> Problem description
In full and without alteration, give the listing again.

> Extracted information
● ● ●

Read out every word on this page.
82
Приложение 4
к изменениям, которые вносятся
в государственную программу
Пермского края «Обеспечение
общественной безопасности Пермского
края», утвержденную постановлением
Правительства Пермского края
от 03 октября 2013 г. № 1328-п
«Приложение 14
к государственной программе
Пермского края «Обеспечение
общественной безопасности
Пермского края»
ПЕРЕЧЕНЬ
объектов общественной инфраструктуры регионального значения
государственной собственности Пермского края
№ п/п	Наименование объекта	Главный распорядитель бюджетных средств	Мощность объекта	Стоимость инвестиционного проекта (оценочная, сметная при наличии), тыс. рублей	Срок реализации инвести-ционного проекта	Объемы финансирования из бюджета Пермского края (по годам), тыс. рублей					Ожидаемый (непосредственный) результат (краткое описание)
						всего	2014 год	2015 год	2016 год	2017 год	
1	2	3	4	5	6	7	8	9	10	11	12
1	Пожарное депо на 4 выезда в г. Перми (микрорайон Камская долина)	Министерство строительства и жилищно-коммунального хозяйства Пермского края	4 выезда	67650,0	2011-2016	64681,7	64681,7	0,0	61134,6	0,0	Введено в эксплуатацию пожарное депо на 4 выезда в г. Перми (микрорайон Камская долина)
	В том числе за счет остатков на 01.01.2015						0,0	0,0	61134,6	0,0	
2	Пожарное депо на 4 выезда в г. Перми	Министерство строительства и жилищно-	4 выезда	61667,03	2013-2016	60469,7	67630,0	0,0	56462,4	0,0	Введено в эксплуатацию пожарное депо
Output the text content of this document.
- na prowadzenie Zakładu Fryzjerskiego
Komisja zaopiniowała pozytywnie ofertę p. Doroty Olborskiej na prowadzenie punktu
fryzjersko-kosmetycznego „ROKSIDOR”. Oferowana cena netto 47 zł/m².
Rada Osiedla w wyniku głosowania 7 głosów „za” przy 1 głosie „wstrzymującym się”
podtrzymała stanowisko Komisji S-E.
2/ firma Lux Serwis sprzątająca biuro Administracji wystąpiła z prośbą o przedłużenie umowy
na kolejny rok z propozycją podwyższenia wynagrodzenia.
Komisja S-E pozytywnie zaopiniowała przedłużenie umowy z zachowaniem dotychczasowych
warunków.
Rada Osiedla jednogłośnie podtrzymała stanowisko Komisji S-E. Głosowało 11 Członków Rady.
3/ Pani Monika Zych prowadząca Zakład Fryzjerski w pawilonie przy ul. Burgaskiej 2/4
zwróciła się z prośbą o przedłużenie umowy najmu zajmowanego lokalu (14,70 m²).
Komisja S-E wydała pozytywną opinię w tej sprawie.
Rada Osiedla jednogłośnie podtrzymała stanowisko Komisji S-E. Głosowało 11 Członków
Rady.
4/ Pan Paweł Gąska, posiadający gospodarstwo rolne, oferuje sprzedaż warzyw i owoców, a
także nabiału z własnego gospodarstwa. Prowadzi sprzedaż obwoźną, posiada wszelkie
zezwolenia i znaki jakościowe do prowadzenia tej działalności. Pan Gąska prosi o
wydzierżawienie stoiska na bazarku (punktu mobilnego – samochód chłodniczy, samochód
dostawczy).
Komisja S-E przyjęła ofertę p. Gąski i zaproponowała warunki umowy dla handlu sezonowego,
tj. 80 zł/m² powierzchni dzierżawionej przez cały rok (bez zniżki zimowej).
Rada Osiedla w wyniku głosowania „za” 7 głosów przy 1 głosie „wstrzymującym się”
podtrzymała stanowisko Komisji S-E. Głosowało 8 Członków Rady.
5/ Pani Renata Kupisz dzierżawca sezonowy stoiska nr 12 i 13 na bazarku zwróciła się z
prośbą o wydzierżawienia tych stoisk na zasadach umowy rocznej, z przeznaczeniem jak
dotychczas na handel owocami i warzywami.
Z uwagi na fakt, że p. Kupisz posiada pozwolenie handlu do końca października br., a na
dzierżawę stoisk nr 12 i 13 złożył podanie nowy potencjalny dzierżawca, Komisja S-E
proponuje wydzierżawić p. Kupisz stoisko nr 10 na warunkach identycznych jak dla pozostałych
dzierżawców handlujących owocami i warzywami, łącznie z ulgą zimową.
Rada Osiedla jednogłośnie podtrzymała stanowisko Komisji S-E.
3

● ● ●

> Solution to the exercise
Read out every word on this page.
82
Приложение 4
к изменениям, которые вносятся
в государственную программу
Пермского края «Обеспечение
общественной безопасности Пермского
края», утвержденную постановлением
Правительства Пермского края
от 03 октября 2013 г. № 1328-п
«Приложение 14
к государственной программе
Пермского края «Обеспечение
общественной безопасности
Пермского края»
ПЕРЕЧЕНЬ
объектов общественной инфраструктуры регионального значения
государственной собственности Пермского края
№ п/п	Наименование объекта	Главный распорядитель бюджетных средств	Мощность объекта	Стоимость инвестиционного проекта (оценочная, сметная при наличии), тыс. рублей	Срок реализации инвести-ционного проекта	Объемы финансирования из бюджета Пермского края (по годам), тыс. рублей					Ожидаемый (непосредственный) результат (краткое описание)
						всего	2014 год	2015 год	2016 год	2017 год	
1	2	3	4	5	6	7	8	9	10	11	12
1	Пожарное депо на 4 выезда в г. Перми (микрорайон Камская долина)	Министерство строительства и жилищно-коммунального хозяйства Пермского края	4 выезда	67650,0	2011-2016	64681,7	64681,7	0,0	61134,6	0,0	Введено в эксплуатацию пожарное депо на 4 выезда в г. Перми (микрорайон Камская долина)
	В том числе за счет остатков на 01.01.2015						0,0	0,0	61134,6	0,0	
2	Пожарное депо на 4 выезда в г. Перми	Министерство строительства и жилищно-	4 выезда	61667,03	2013-2016	60469,7	67630,0	0,0	56462,4	0,0	Введено в эксплуатацию пожарное депо
Output the text content of this document.
- na prowadzenie Zakładu Fryzjerskiego
Komisja zaopiniowała pozytywnie ofertę p. Doroty Olborskiej na prowadzenie punktu
fryzjersko-kosmetycznego „ROKSIDOR”. Oferowana cena netto 47 zł/m².
Rada Osiedla w wyniku głosowania 7 głosów „za” przy 1 głosie „wstrzymującym się”
podtrzymała stanowisko Komisji S-E.
2/ firma Lux Serwis sprzątająca biuro Administracji wystąpiła z prośbą o przedłużenie umowy
na kolejny rok z propozycją podwyższenia wynagrodzenia.
Komisja S-E pozytywnie zaopiniowała przedłużenie umowy z zachowaniem dotychczasowych
warunków.
Rada Osiedla jednogłośnie podtrzymała stanowisko Komisji S-E. Głosowało 11 Członków Rady.
3/ Pani Monika Zych prowadząca Zakład Fryzjerski w pawilonie przy ul. Burgaskiej 2/4
zwróciła się z prośbą o przedłużenie umowy najmu zajmowanego lokalu (14,70 m²).
Komisja S-E wydała pozytywną opinię w tej sprawie.
Rada Osiedla jednogłośnie podtrzymała stanowisko Komisji S-E. Głosowało 11 Członków
Rady.
4/ Pan Paweł Gąska, posiadający gospodarstwo rolne, oferuje sprzedaż warzyw i owoców, a
także nabiału z własnego gospodarstwa. Prowadzi sprzedaż obwoźną, posiada wszelkie
zezwolenia i znaki jakościowe do prowadzenia tej działalności. Pan Gąska prosi o
wydzierżawienie stoiska na bazarku (punktu mobilnego – samochód chłodniczy, samochód
dostawczy).
Komisja S-E przyjęła ofertę p. Gąski i zaproponowała warunki umowy dla handlu sezonowego,
tj. 80 zł/m² powierzchni dzierżawionej przez cały rok (bez zniżki zimowej).
Rada Osiedla w wyniku głosowania „za” 7 głosów przy 1 głosie „wstrzymującym się”
podtrzymała stanowisko Komisji S-E. Głosowało 8 Członków Rady.
5/ Pani Renata Kupisz dzierżawca sezonowy stoiska nr 12 i 13 na bazarku zwróciła się z
prośbą o wydzierżawienia tych stoisk na zasadach umowy rocznej, z przeznaczeniem jak
dotychczas na handel owocami i warzywami.
Z uwagi na fakt, że p. Kupisz posiada pozwolenie handlu do końca października br., a na
dzierżawę stoisk nr 12 i 13 złożył podanie nowy potencjalny dzierżawca, Komisja S-E
proponuje wydzierżawić p. Kupisz stoisko nr 10 na warunkach identycznych jak dla pozostałych
dzierżawców handlujących owocami i warzywami, łącznie z ulgą zimową.
Rada Osiedla jednogłośnie podtrzymała stanowisko Komisji S-E.
3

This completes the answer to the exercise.